*What you have to do*: Locate each line with the string "sonido" in the listing below and copy it.

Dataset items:
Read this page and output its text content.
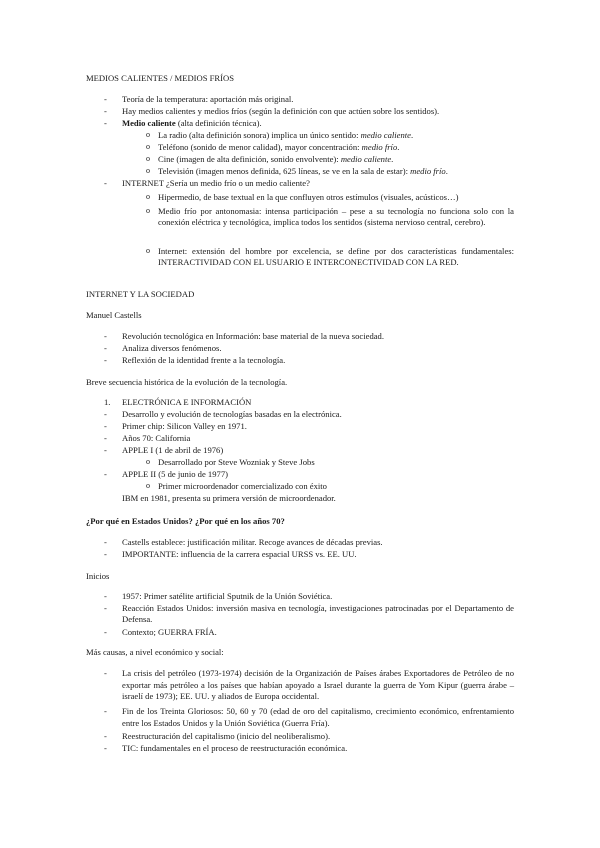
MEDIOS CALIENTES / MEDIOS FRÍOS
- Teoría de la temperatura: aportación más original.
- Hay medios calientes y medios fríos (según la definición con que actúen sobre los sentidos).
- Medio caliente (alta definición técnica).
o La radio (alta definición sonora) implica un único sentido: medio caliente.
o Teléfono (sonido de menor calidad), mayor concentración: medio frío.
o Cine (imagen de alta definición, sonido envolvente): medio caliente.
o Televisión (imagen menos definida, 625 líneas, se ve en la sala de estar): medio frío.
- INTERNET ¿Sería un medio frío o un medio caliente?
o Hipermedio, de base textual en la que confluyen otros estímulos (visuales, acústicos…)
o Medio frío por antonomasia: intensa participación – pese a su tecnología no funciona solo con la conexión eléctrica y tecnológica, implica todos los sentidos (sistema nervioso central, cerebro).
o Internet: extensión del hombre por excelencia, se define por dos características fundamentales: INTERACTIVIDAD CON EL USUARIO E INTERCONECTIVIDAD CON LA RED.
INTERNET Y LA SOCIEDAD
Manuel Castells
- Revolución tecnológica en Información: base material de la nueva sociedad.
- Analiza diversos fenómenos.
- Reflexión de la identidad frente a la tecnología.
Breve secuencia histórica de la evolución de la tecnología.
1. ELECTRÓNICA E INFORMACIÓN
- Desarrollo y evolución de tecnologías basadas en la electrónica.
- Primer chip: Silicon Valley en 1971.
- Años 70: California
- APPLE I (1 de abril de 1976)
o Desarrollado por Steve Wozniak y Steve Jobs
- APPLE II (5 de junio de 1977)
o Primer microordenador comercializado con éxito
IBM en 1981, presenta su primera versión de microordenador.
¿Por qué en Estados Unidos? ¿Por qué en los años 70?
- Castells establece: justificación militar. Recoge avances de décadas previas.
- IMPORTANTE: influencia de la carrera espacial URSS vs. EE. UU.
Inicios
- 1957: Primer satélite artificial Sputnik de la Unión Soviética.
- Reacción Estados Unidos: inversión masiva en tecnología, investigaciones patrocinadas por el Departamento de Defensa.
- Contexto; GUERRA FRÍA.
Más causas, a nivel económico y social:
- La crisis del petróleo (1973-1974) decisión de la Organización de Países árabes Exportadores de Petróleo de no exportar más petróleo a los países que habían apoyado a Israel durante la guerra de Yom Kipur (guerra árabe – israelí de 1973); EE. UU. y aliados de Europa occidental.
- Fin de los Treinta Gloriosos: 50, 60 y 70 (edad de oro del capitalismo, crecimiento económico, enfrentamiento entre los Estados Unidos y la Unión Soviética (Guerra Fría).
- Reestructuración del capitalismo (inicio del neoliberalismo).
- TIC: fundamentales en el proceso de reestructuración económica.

*Answer in full*:
o Teléfono (sonido de menor calidad), mayor concentración: medio frío.
o Cine (imagen de alta definición, sonido envolvente): medio caliente.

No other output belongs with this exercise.